Repeat unchanged every line of the items below between the line holding "date-filter-label: 创建日期: bbox=[34, 481, 191, 522]" and the line holding "row-status: 成功 bbox=[897, 1387, 963, 1426]", inclusive.

>>>

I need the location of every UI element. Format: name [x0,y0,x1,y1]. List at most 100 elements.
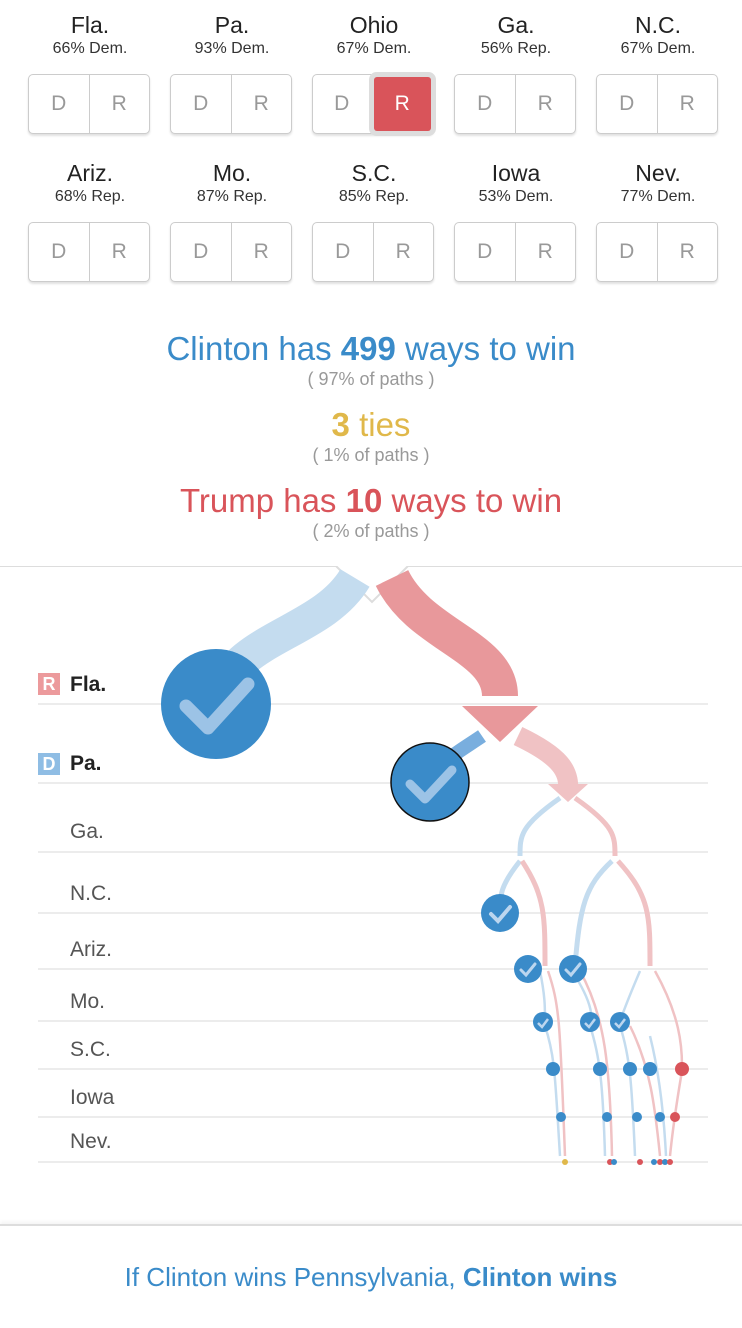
rep-button[interactable]: R [232,223,292,281]
row-label-nev: Nev. [70,1130,112,1153]
checkmark-icon [580,1012,600,1032]
state-name: Ga. [497,12,535,38]
trump-ways-text: Trump has 10 ways to win [0,482,742,520]
clinton-pre: Clinton has [166,330,341,367]
state-name: N.C. [635,12,681,38]
trump-pre: Trump has [179,482,346,519]
rep-button-selected[interactable]: R [373,77,431,131]
state-pct: 93% Dem. [194,40,270,57]
result-post: Clinton wins [462,1262,618,1292]
ties-pct: ( 1% of paths ) [312,445,430,465]
checkmark-icon [546,1062,560,1076]
state-name: Nev. [635,160,681,186]
dr-toggle: D R [312,222,434,282]
checkmark-icon [533,1012,553,1032]
dem-button[interactable]: D [455,75,516,133]
rep-branch-fla [375,569,518,698]
small-checks [481,894,689,1165]
sub-branches [497,795,653,967]
state-pct: 85% Rep. [338,188,410,205]
rep-button[interactable]: R [658,75,718,133]
state-name: Ohio [349,12,399,38]
state-name: Ariz. [67,160,113,186]
dem-button[interactable]: D [455,223,516,281]
result-message: If Clinton wins Pennsylvania, Clinton wi… [0,1262,742,1293]
rep-button[interactable]: R [90,223,150,281]
ties-num: 3 [331,406,350,443]
leaf-branches [538,970,684,1157]
checkmark-icon [675,1062,689,1076]
state-name: Fla. [70,12,110,38]
paths-tree: R Fla. D Pa. Ga. N.C. Ariz. Mo. S.C. Iow… [0,566,742,1226]
state-name: Mo. [212,160,252,186]
ties-post: ties [349,406,411,443]
row-lines [38,703,708,1163]
row-label-mo: Mo. [70,990,106,1013]
state-pct: 68% Rep. [54,188,126,205]
checkmark-icon [481,894,519,932]
row-label-iowa: Iowa [70,1086,115,1109]
state-pct: 67% Dem. [620,40,696,57]
state-pct: 67% Dem. [336,40,412,57]
result-pre: If Clinton wins Pennsylvania, [124,1262,463,1292]
row-label-pa: Pa. [70,752,102,775]
row-label-ariz: Ariz. [70,938,112,961]
clinton-post: ways to win [395,330,576,367]
checkmark-icon [623,1062,637,1076]
dr-toggle: D R [454,222,576,282]
result-footer: If Clinton wins Pennsylvania, Clinton wi… [0,1224,742,1328]
state-ariz: Ariz. 68% Rep. D R [28,160,152,282]
state-sc: S.C. 85% Rep. D R [312,160,436,282]
state-mo: Mo. 87% Rep. D R [170,160,294,282]
state-pa: Pa. 93% Dem. D R [170,12,294,134]
rep-button[interactable]: R [516,75,576,133]
rep-button[interactable]: R [90,75,150,133]
checkmark-icon [610,1012,630,1032]
checkmark-icon [161,649,271,759]
state-ohio: Ohio 67% Dem. D R [312,12,436,134]
state-nev: Nev. 77% Dem. D R [596,160,720,282]
dem-button[interactable]: D [313,223,374,281]
section-divider [0,566,742,604]
checkmark-icon [655,1112,665,1122]
dem-button[interactable]: D [171,223,232,281]
rep-button[interactable]: R [516,223,576,281]
state-pct: 87% Rep. [196,188,268,205]
state-pct: 77% Dem. [620,188,696,205]
state-pct: 53% Dem. [478,188,554,205]
rep-button[interactable]: R [658,223,718,281]
rep-button[interactable]: R [374,223,434,281]
state-fla: Fla. 66% Dem. D R [28,12,152,134]
row-label-sc: S.C. [70,1038,111,1061]
dem-button[interactable]: D [171,75,232,133]
trump-post: ways to win [382,482,563,519]
dem-badge: D [38,753,60,775]
dem-button[interactable]: D [313,75,372,133]
state-ga: Ga. 56% Rep. D R [454,12,578,134]
state-pct: 56% Rep. [480,40,552,57]
row-label-fla: Fla. [70,673,107,696]
dr-toggle: D R [28,222,150,282]
dr-toggle: D R [28,74,150,134]
state-nc: N.C. 67% Dem. D R [596,12,720,134]
state-iowa: Iowa 53% Dem. D R [454,160,578,282]
trump-num: 10 [345,482,383,519]
trump-summary: Trump has 10 ways to win ( 2% of paths ) [0,482,742,542]
state-name: S.C. [351,160,397,186]
dr-toggle: D R [170,74,292,134]
checkmark-icon [390,742,470,822]
dem-button[interactable]: D [29,223,90,281]
rep-badge: R [38,673,60,695]
clinton-pct: ( 97% of paths ) [307,369,435,389]
state-name: Iowa [491,160,541,186]
checkmark-icon [514,955,542,983]
dem-button[interactable]: D [597,223,658,281]
rep-button[interactable]: R [232,75,292,133]
ties-text: 3 ties [0,406,742,444]
clinton-num: 499 [340,330,396,367]
state-name: Pa. [214,12,250,38]
dem-button[interactable]: D [29,75,90,133]
dem-button[interactable]: D [597,75,658,133]
checkmark-icon [643,1062,657,1076]
checkmark-icon [670,1112,680,1122]
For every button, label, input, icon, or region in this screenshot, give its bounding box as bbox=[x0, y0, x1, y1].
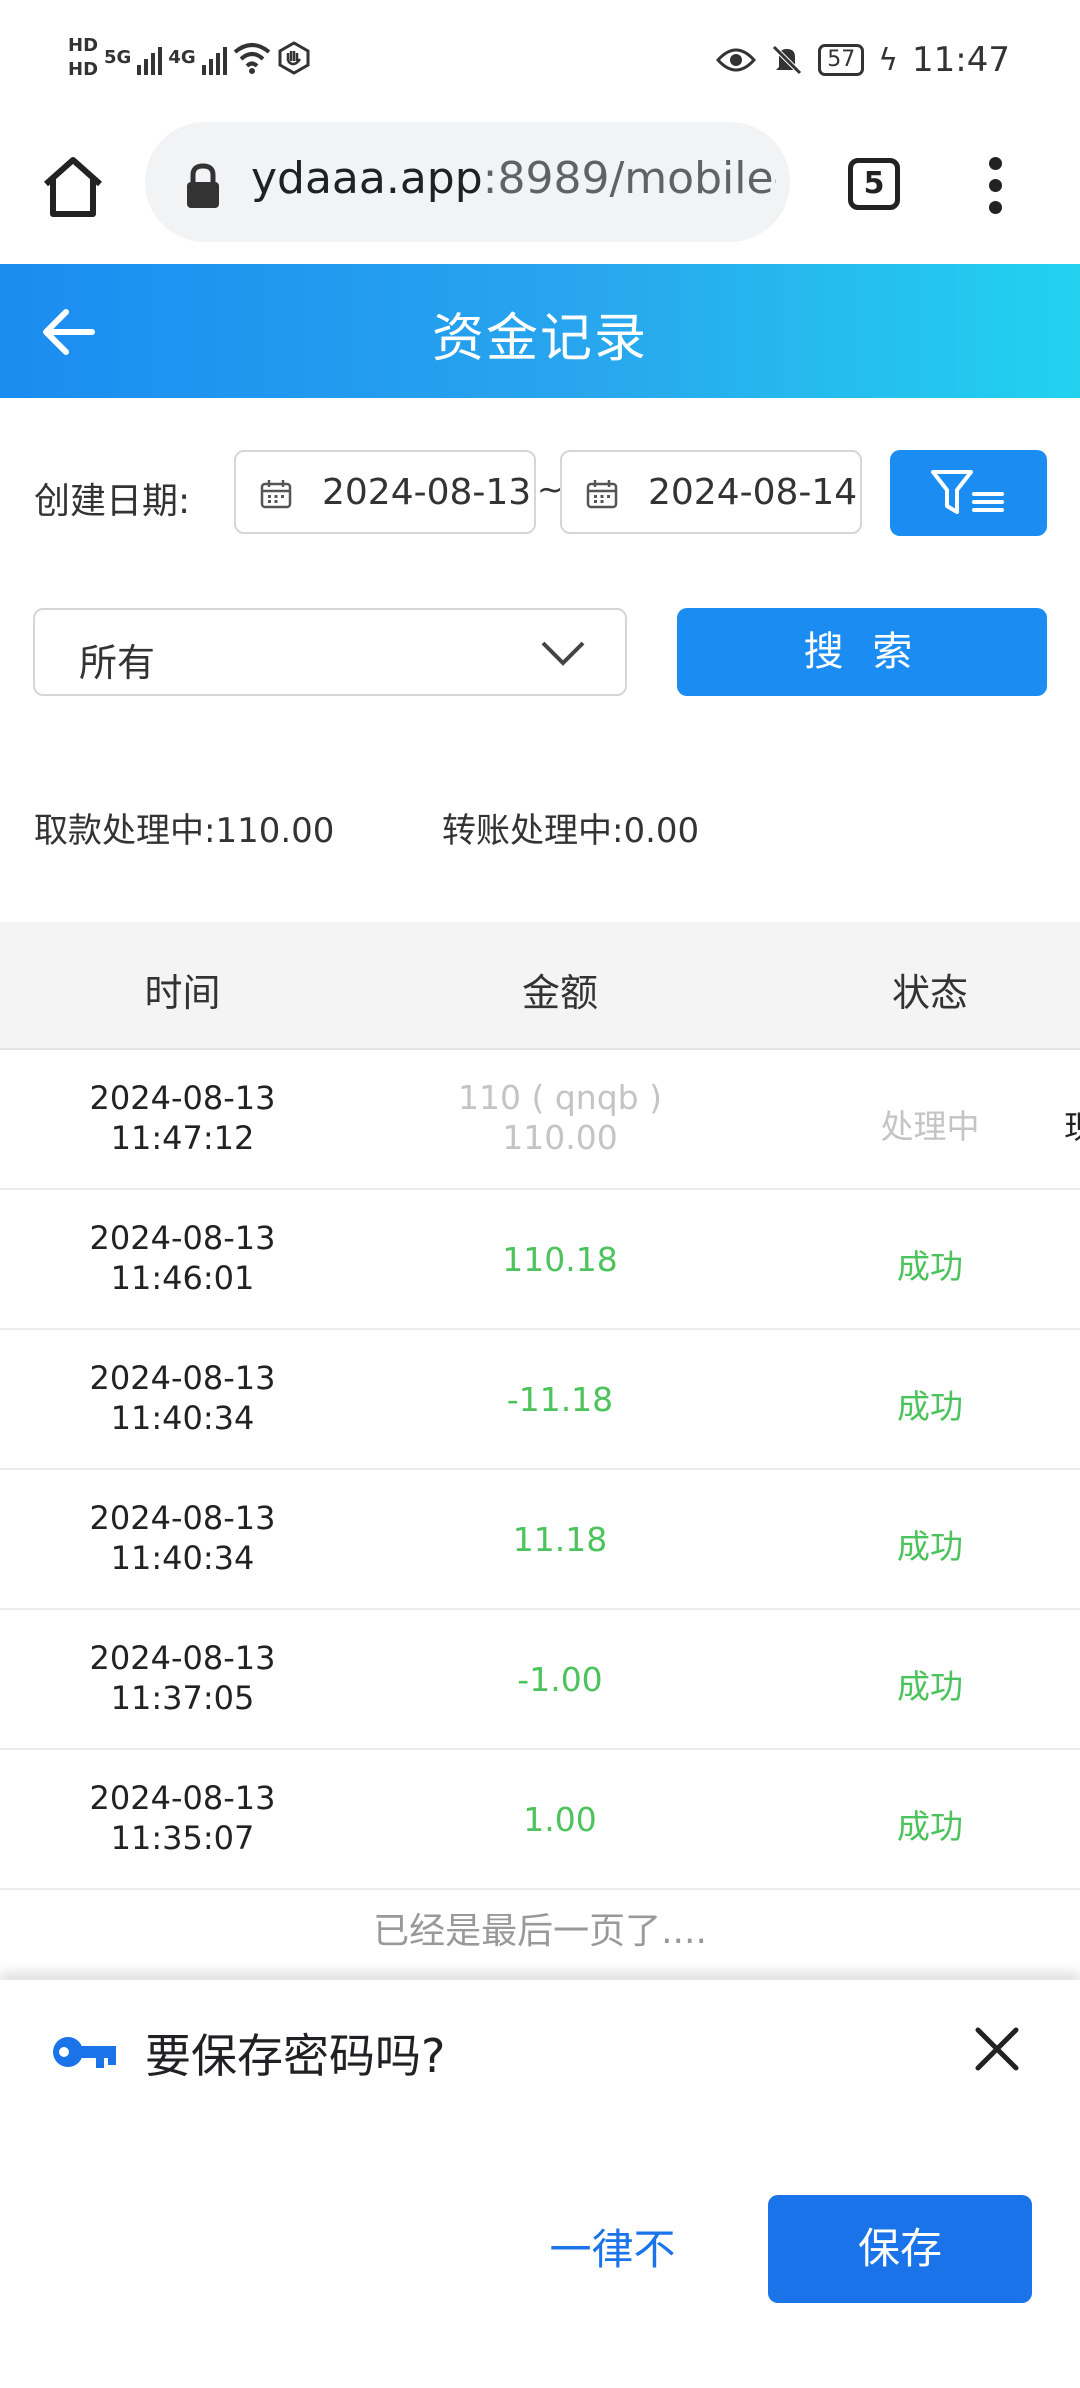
date-filter-label: 创建日期: bbox=[34, 481, 191, 522]
row-date: 2024-08-13 bbox=[89, 1779, 276, 1817]
table-header: 时间 金额 状态 bbox=[0, 922, 1080, 1050]
record-type-select[interactable]: 所有 bbox=[33, 608, 627, 696]
row-amount-detail: 110 ( qnqb ) bbox=[458, 1078, 662, 1117]
transfer-pending-value: 0.00 bbox=[623, 811, 700, 851]
home-icon[interactable] bbox=[38, 152, 108, 222]
calendar-icon bbox=[260, 480, 292, 509]
browser-toolbar: ydaaa.app:8989/mobile- 5 bbox=[0, 122, 1080, 264]
row-amount-value: 110.00 bbox=[502, 1118, 618, 1157]
row-status: 成功 bbox=[897, 1387, 963, 1426]
chevron-down-icon bbox=[541, 641, 585, 666]
browser-menu-icon[interactable] bbox=[980, 152, 1010, 222]
withdraw-pending-label: 取款处理中: bbox=[34, 811, 216, 851]
table-row[interactable]: 2024-08-13 11:40:34 11.18 成功 bbox=[0, 1470, 1080, 1610]
filter-icon bbox=[931, 470, 1004, 514]
row-time: 2024-08-13 11:46:01 bbox=[60, 1218, 305, 1298]
table-row[interactable]: 2024-08-13 11:46:01 110.18 成功 bbox=[0, 1190, 1080, 1330]
url-text[interactable]: ydaaa.app:8989/mobile- bbox=[251, 153, 776, 204]
save-password-title: 要保存密码吗? bbox=[145, 2029, 446, 2083]
app-header: 资金记录 bbox=[0, 264, 1080, 398]
row-time: 2024-08-13 11:35:07 bbox=[60, 1778, 305, 1858]
calendar-icon bbox=[586, 480, 618, 509]
row-status: 成功 bbox=[897, 1247, 963, 1286]
end-date-value: 2024-08-14 bbox=[648, 472, 858, 513]
row-clock: 11:40:34 bbox=[110, 1399, 255, 1437]
row-time: 2024-08-13 11:37:05 bbox=[60, 1638, 305, 1718]
row-date: 2024-08-13 bbox=[89, 1499, 276, 1537]
row-date: 2024-08-13 bbox=[89, 1219, 276, 1257]
row-clock: 11:40:34 bbox=[110, 1539, 255, 1577]
withdraw-pending-summary: 取款处理中:110.00 bbox=[34, 803, 334, 852]
filter-button[interactable] bbox=[890, 450, 1047, 536]
row-amount: 1.00 bbox=[523, 1800, 597, 1839]
eye-icon bbox=[716, 48, 757, 72]
hd-badges: HD HD bbox=[68, 36, 98, 80]
transfer-pending-summary: 转账处理中:0.00 bbox=[442, 803, 699, 852]
never-button[interactable]: 一律不 bbox=[520, 2212, 705, 2288]
row-clock: 11:37:05 bbox=[110, 1679, 255, 1717]
close-icon[interactable] bbox=[972, 2024, 1022, 2074]
wifi-icon bbox=[233, 43, 270, 74]
row-amount: -11.18 bbox=[506, 1380, 614, 1419]
status-left: HD HD 5G 4G bbox=[68, 36, 311, 80]
row-date: 2024-08-13 bbox=[89, 1639, 276, 1677]
withdraw-pending-value: 110.00 bbox=[215, 811, 335, 851]
key-icon bbox=[53, 2037, 116, 2068]
save-button[interactable]: 保存 bbox=[768, 2195, 1032, 2303]
status-bar: HD HD 5G 4G 57 ϟ 11:47 bbox=[0, 0, 1080, 122]
table-row[interactable]: 2024-08-13 11:40:34 -11.18 成功 bbox=[0, 1330, 1080, 1470]
charging-icon: ϟ bbox=[878, 42, 899, 78]
row-time: 2024-08-13 11:40:34 bbox=[60, 1498, 305, 1578]
end-date-input[interactable]: 2024-08-14 bbox=[560, 450, 862, 534]
row-status: 处理中 bbox=[880, 1107, 980, 1146]
row-extra-text: 现 bbox=[1064, 1102, 1080, 1148]
table-row[interactable]: 2024-08-13 11:37:05 -1.00 成功 bbox=[0, 1610, 1080, 1750]
column-header-status: 状态 bbox=[891, 971, 968, 1015]
row-date: 2024-08-13 bbox=[89, 1079, 276, 1117]
column-header-time: 时间 bbox=[144, 971, 221, 1015]
row-status: 成功 bbox=[897, 1527, 963, 1566]
search-button[interactable]: 搜 索 bbox=[677, 608, 1047, 696]
row-clock: 11:47:12 bbox=[110, 1119, 255, 1157]
battery-icon: 57 bbox=[818, 44, 865, 76]
row-date: 2024-08-13 bbox=[89, 1359, 276, 1397]
end-of-list-text: 已经是最后一页了.... bbox=[373, 1911, 707, 1952]
save-password-sheet: 要保存密码吗? 一律不 保存 bbox=[0, 1980, 1080, 2388]
bell-muted-icon bbox=[772, 45, 802, 75]
signal-5g-icon bbox=[137, 41, 163, 75]
table-row[interactable]: 2024-08-13 11:35:07 1.00 成功 bbox=[0, 1750, 1080, 1890]
hd-badge-1: HD bbox=[68, 35, 99, 56]
row-clock: 11:46:01 bbox=[110, 1259, 255, 1297]
status-right: 57 ϟ 11:47 bbox=[716, 40, 1010, 80]
start-date-value: 2024-08-13 bbox=[322, 472, 532, 513]
hand-shield-icon bbox=[278, 41, 310, 75]
lock-icon[interactable] bbox=[183, 162, 223, 210]
column-header-amount: 金额 bbox=[521, 971, 598, 1015]
url-path: :8989/mobile- bbox=[482, 153, 776, 204]
network-4g-label: 4G bbox=[168, 47, 196, 68]
tab-switcher-button[interactable]: 5 bbox=[848, 158, 900, 210]
table-row[interactable]: 2024-08-13 11:47:12 110 ( qnqb ) 110.00 … bbox=[0, 1050, 1080, 1190]
row-time: 2024-08-13 11:40:34 bbox=[60, 1358, 305, 1438]
row-amount: 11.18 bbox=[512, 1520, 608, 1559]
row-amount: 110 ( qnqb ) 110.00 bbox=[400, 1078, 720, 1158]
row-clock: 11:35:07 bbox=[110, 1819, 255, 1857]
row-amount: 110.18 bbox=[502, 1240, 618, 1279]
page-title: 资金记录 bbox=[431, 309, 648, 369]
transfer-pending-label: 转账处理中: bbox=[442, 811, 624, 851]
hd-badge-2: HD bbox=[68, 59, 99, 80]
address-bar[interactable]: ydaaa.app:8989/mobile- bbox=[145, 122, 790, 242]
url-host: ydaaa.app bbox=[251, 153, 483, 204]
network-5g-label: 5G bbox=[104, 47, 132, 68]
row-time: 2024-08-13 11:47:12 bbox=[60, 1078, 305, 1158]
row-amount: -1.00 bbox=[517, 1660, 603, 1699]
row-status: 成功 bbox=[897, 1807, 963, 1846]
signal-4g-icon bbox=[201, 41, 227, 75]
record-type-value: 所有 bbox=[79, 641, 156, 685]
clock: 11:47 bbox=[912, 40, 1010, 80]
start-date-input[interactable]: 2024-08-13 bbox=[234, 450, 536, 534]
row-status: 成功 bbox=[897, 1667, 963, 1706]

<<<

SOLUTION FOR THIS TASK >>
date-filter-label: 创建日期: bbox=[34, 481, 191, 522]
row-date: 2024-08-13 bbox=[89, 1779, 276, 1817]
table-header: 时间 金额 状态 bbox=[0, 922, 1080, 1050]
record-type-select[interactable]: 所有 bbox=[33, 608, 627, 696]
row-amount-detail: 110 ( qnqb ) bbox=[458, 1078, 662, 1117]
transfer-pending-value: 0.00 bbox=[623, 811, 700, 851]
home-icon[interactable] bbox=[38, 152, 108, 222]
calendar-icon bbox=[260, 480, 292, 509]
browser-toolbar: ydaaa.app:8989/mobile- 5 bbox=[0, 122, 1080, 264]
row-amount-value: 110.00 bbox=[502, 1118, 618, 1157]
row-status: 成功 bbox=[897, 1387, 963, 1426]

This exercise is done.